▶ Task description
For each line of the data below that holds "waren", copy the line.

▶ Records shown
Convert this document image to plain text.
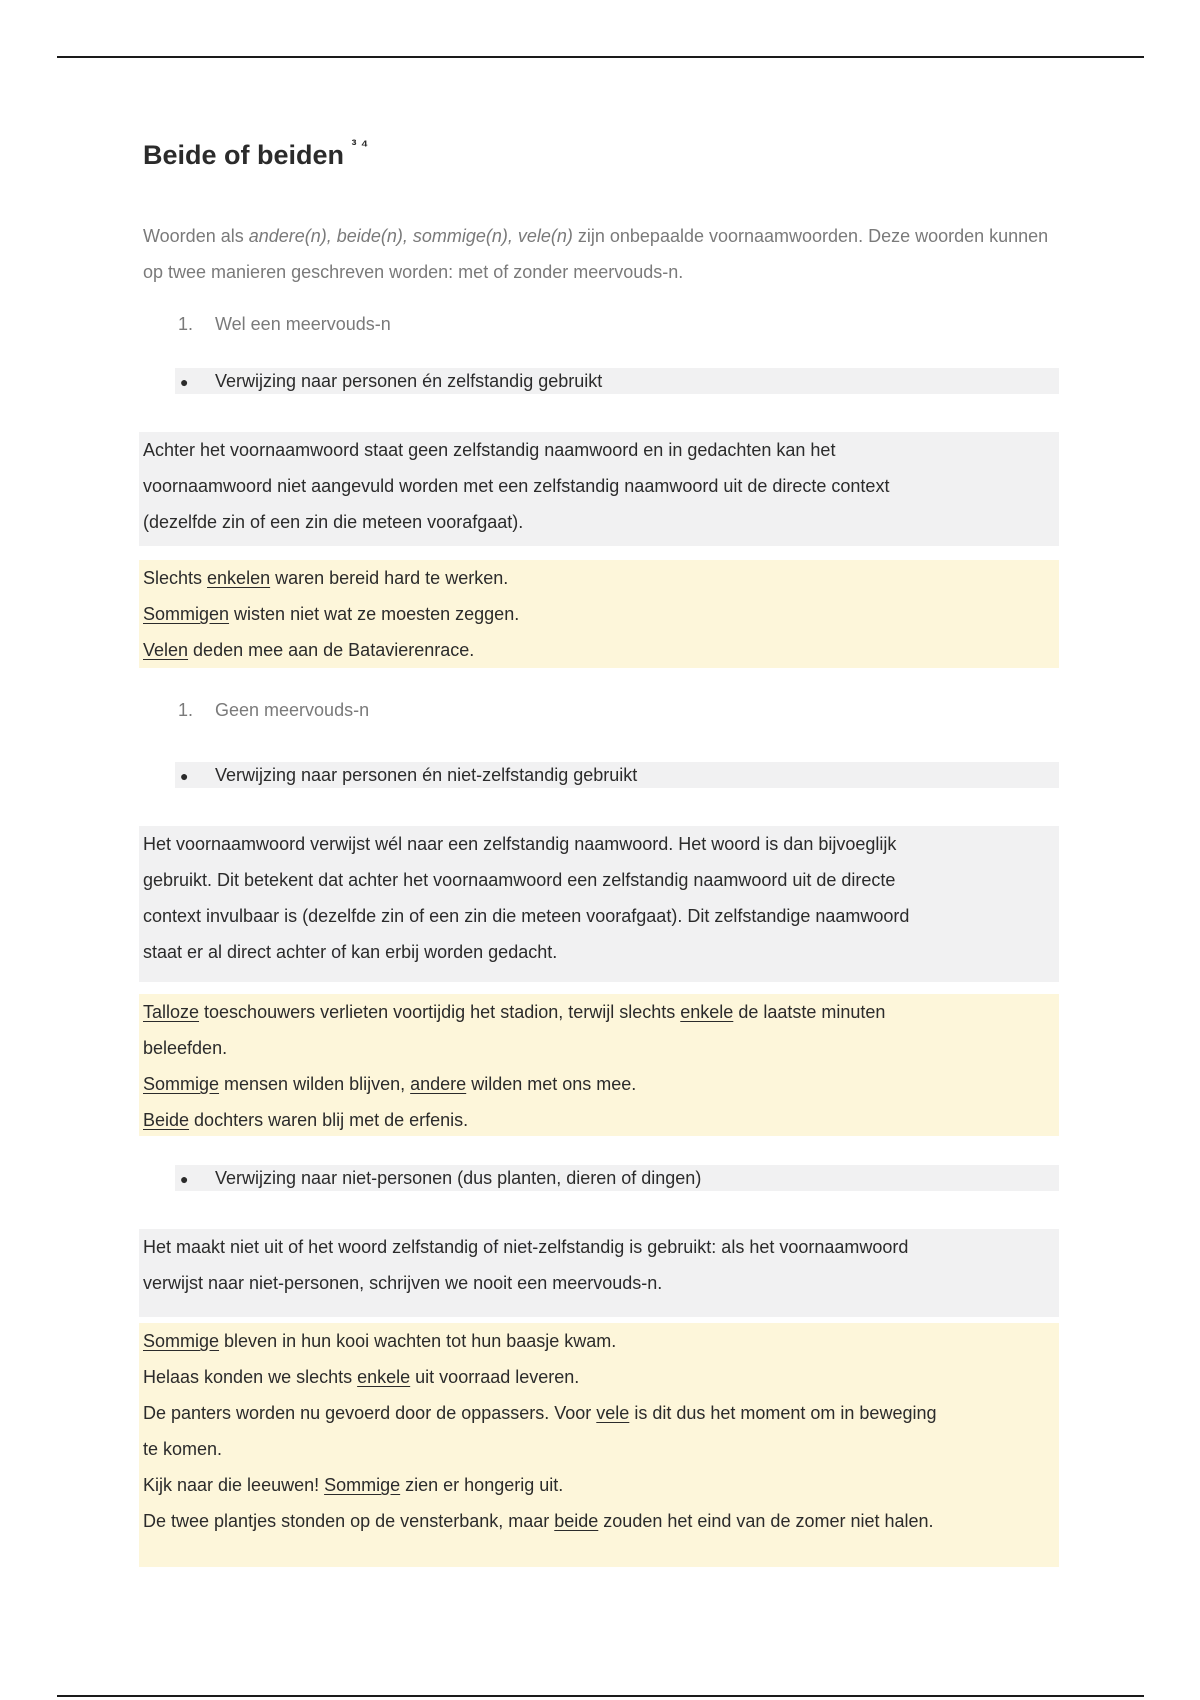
Beide of beiden $^{^3 ^4}$

Woorden als andere(n), beide(n), sommige(n), vele(n) zijn onbepaalde voornaamwoorden. Deze woorden kunnen op twee manieren geschreven worden: met of zonder meervouds-n.

1. Wel een meervouds-n
● Verwijzing naar personen én zelfstandig gebruikt
Achter het voornaamwoord staat geen zelfstandig naamwoord en in gedachten kan het
voornaamwoord niet aangevuld worden met een zelfstandig naamwoord uit de directe context
(dezelfde zin of een zin die meteen voorafgaat).
Slechts enkelen waren bereid hard te werken.
Sommigen wisten niet wat ze moesten zeggen.
Velen deden mee aan de Batavierenrace.
1. Geen meervouds-n
● Verwijzing naar personen én niet-zelfstandig gebruikt
Het voornaamwoord verwijst wél naar een zelfstandig naamwoord. Het woord is dan bijvoeglijk
gebruikt. Dit betekent dat achter het voornaamwoord een zelfstandig naamwoord uit de directe
context invulbaar is (dezelfde zin of een zin die meteen voorafgaat). Dit zelfstandige naamwoord
staat er al direct achter of kan erbij worden gedacht.
Talloze toeschouwers verlieten voortijdig het stadion, terwijl slechts enkele de laatste minuten
beleefden.
Sommige mensen wilden blijven, andere wilden met ons mee.
Beide dochters waren blij met de erfenis.
● Verwijzing naar niet-personen (dus planten, dieren of dingen)
Het maakt niet uit of het woord zelfstandig of niet-zelfstandig is gebruikt: als het voornaamwoord
verwijst naar niet-personen, schrijven we nooit een meervouds-n.
Sommige bleven in hun kooi wachten tot hun baasje kwam.
Helaas konden we slechts enkele uit voorraad leveren.
De panters worden nu gevoerd door de oppassers. Voor vele is dit dus het moment om in beweging
te komen.
Kijk naar die leeuwen! Sommige zien er hongerig uit.
De twee plantjes stonden op de vensterbank, maar beide zouden het eind van de zomer niet halen.
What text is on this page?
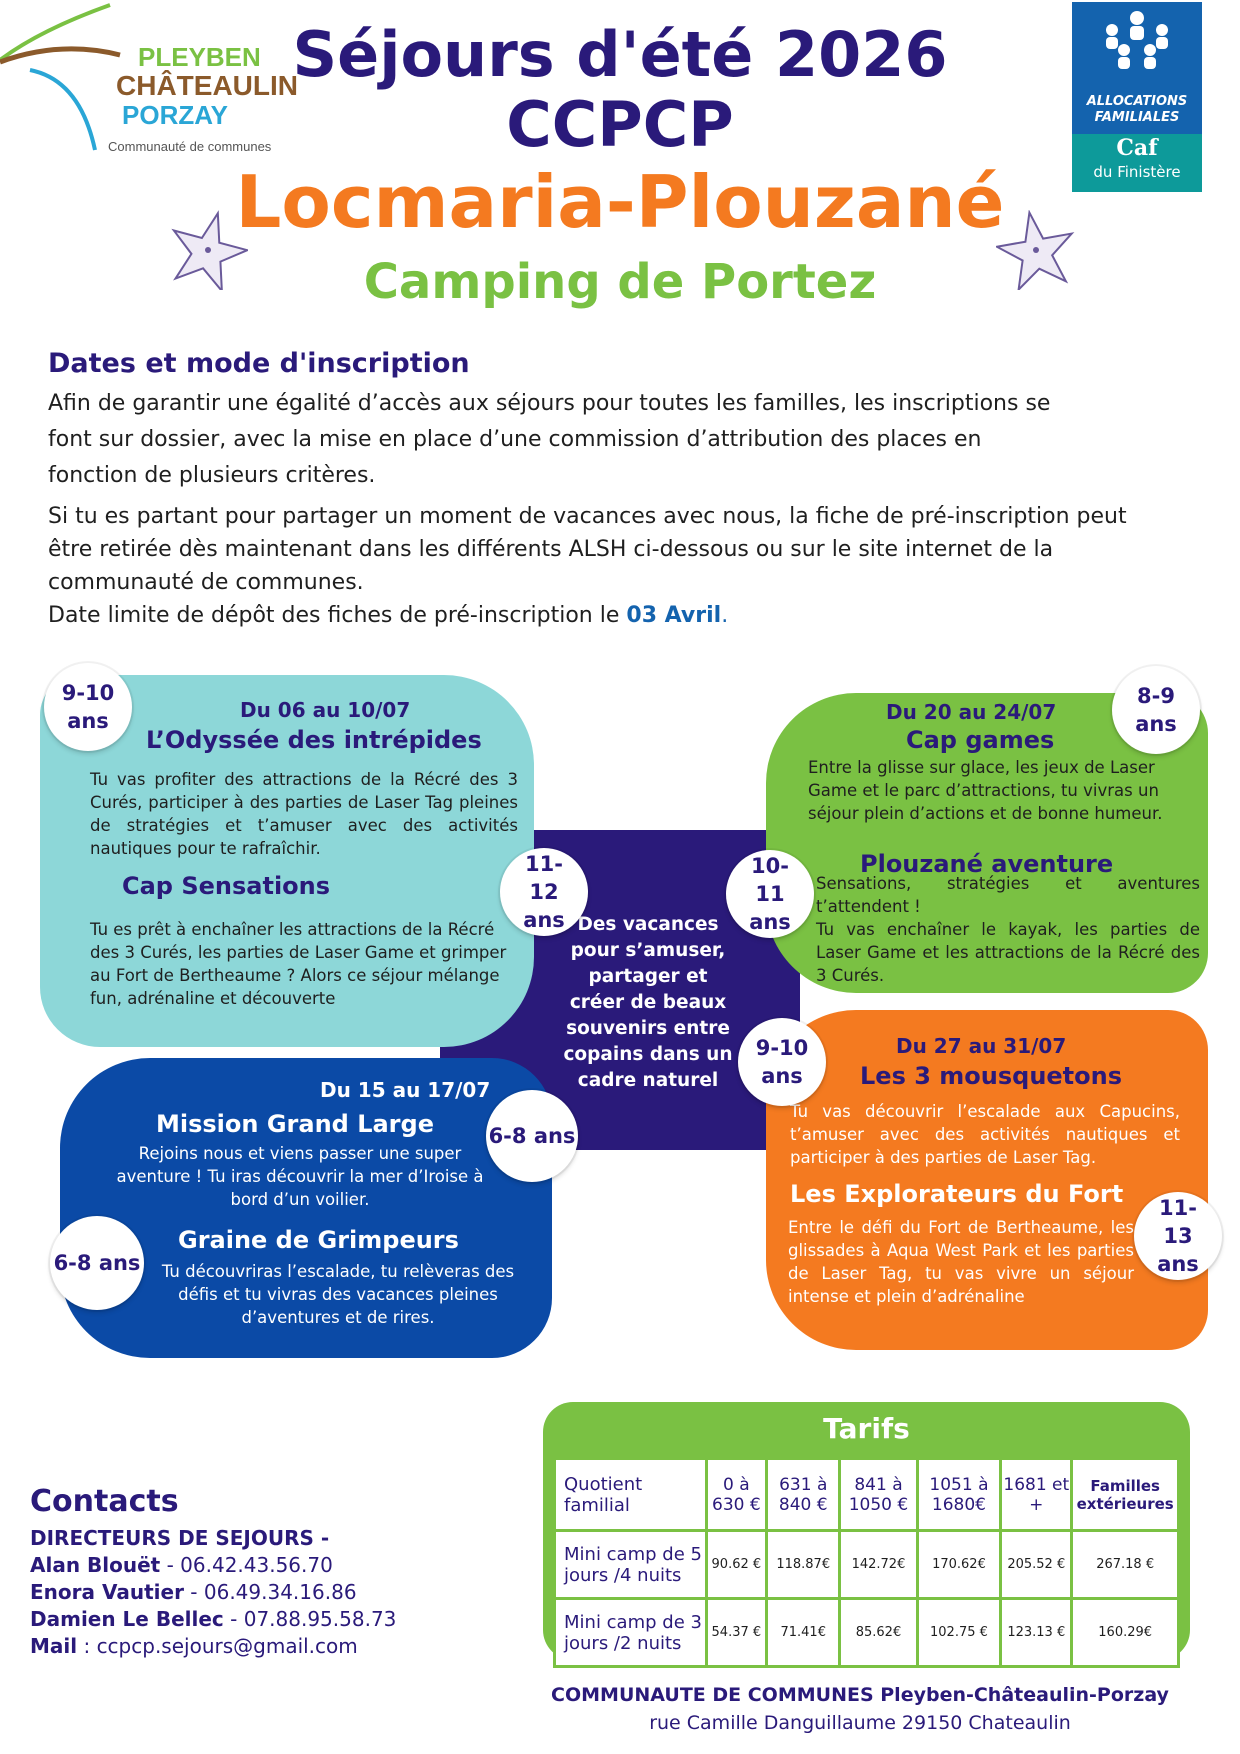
PLEYBEN
CHÂTEAULIN
PORZAY
Communauté de communes
ALLOCATIONS
FAMILIALES
Caf
du Finistère
Séjours d'été 2026
CCPCP
Locmaria-Plouzané
Camping de Portez
Dates et mode d'inscription
Afin de garantir une égalité d’accès aux séjours pour toutes les familles, les inscriptions se font sur dossier, avec la mise en place d’une commission d’attribution des places en fonction de plusieurs critères.
Si tu es partant pour partager un moment de vacances avec nous, la fiche de pré-inscription peut être retirée dès maintenant dans les différents ALSH ci-dessous ou sur le site internet de la communauté de communes.
Date limite de dépôt des fiches de pré-inscription le 03 Avril.
Des vacances pour s’amuser, partager et créer de beaux souvenirs entre copains dans un cadre naturel
Du 06 au 10/07
L’Odyssée des intrépides
Tu vas profiter des attractions de la Récré des 3 Curés, participer à des parties de Laser Tag pleines de stratégies et t’amuser avec des activités nautiques pour te rafraîchir.
Cap Sensations
Tu es prêt à enchaîner les attractions de la Récré des 3 Curés, les parties de Laser Game et grimper au Fort de Bertheaume ? Alors ce séjour mélange fun, adrénaline et découverte
9-10 ans
11-12 ans
Du 20 au 24/07
Cap games
Entre la glisse sur glace, les jeux de Laser Game et le parc d’attractions, tu vivras un séjour plein d’actions et de bonne humeur.
Plouzané aventure
Sensations, stratégies et aventures t’attendent !
Tu vas enchaîner le kayak, les parties de Laser Game et les attractions de la Récré des 3 Curés.
8-9 ans
10-11 ans
Du 15 au 17/07
Mission Grand Large
Rejoins nous et viens passer une super aventure ! Tu iras découvrir la mer d’Iroise à bord d’un voilier.
Graine de Grimpeurs
Tu découvriras l’escalade, tu relèveras des défis et tu vivras des vacances pleines d’aventures et de rires.
6-8 ans
6-8 ans
Du 27 au 31/07
Les 3 mousquetons
Tu vas découvrir l’escalade aux Capucins, t’amuser avec des activités nautiques et participer à des parties de Laser Tag.
Les Explorateurs du Fort
Entre le défi du Fort de Bertheaume, les glissades à Aqua West Park et les parties de Laser Tag, tu vas vivre un séjour intense et plein d’adrénaline
9-10 ans
11-13 ans
Contacts
DIRECTEURS DE SEJOURS -
Alan Blouët - 06.42.43.56.70
Enora Vautier - 06.49.34.16.86
Damien Le Bellec - 07.88.95.58.73
Mail : ccpcp.sejours@gmail.com
Tarifs
Quotient familial	0 à 630 €	631 à 840 €	841 à 1050 €	1051 à 1680€	1681 et +	Familles extérieures
Mini camp de 5 jours /4 nuits	90.62 €	118.87€	142.72€	170.62€	205.52 €	267.18 €
Mini camp de 3 jours /2 nuits	54.37 €	71.41€	85.62€	102.75 €	123.13 €	160.29€
COMMUNAUTE DE COMMUNES Pleyben-Châteaulin-Porzay
rue Camille Danguillaume 29150 Chateaulin
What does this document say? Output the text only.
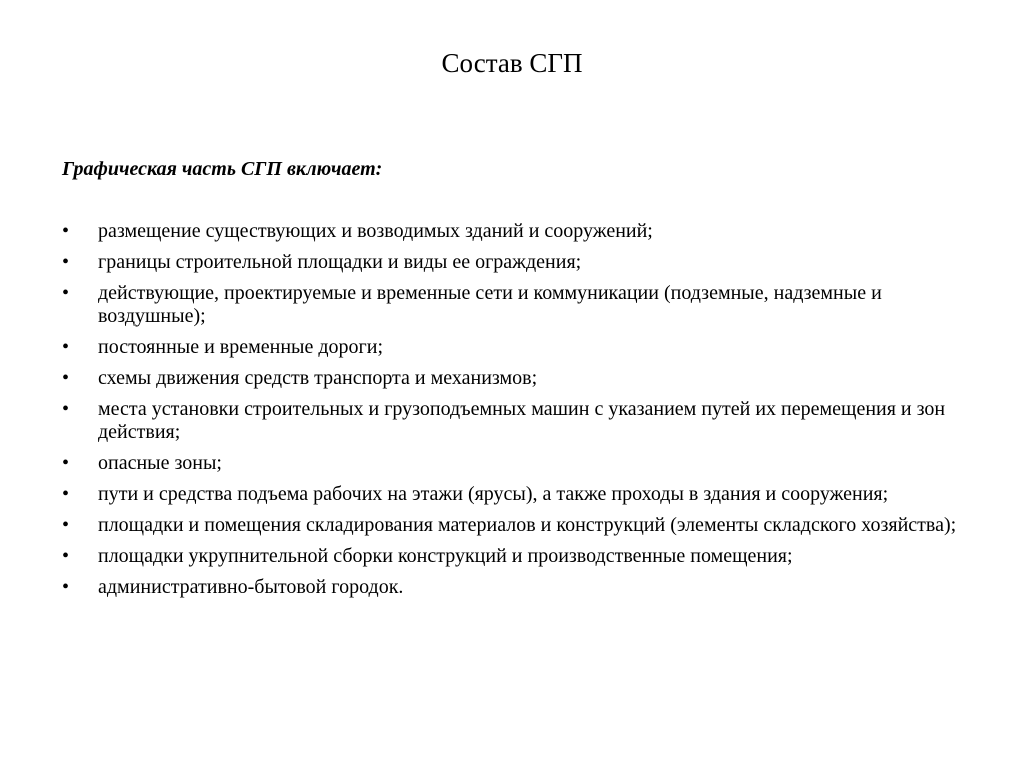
Состав СГП
Графическая часть СГП включает:
• размещение существующих и возводимых зданий и сооружений;
• границы строительной площадки и виды ее ограждения;
• действующие, проектируемые и временные сети и коммуникации (подземные, надземные и воздушные);
• постоянные и временные дороги;
• схемы движения средств транспорта и механизмов;
• места установки строительных и грузоподъемных машин с указанием путей их перемещения и зон действия;
• опасные зоны;
• пути и средства подъема рабочих на этажи (ярусы), а также проходы в здания и сооружения;
• площадки и помещения складирования материалов и конструкций (элементы складского хозяйства);
• площадки укрупнительной сборки конструкций и производственные помещения;
• административно-бытовой городок.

▶ Written answer
Slechts enkelen waren bereid hard te werken.
Beide dochters waren blij met de erfenis.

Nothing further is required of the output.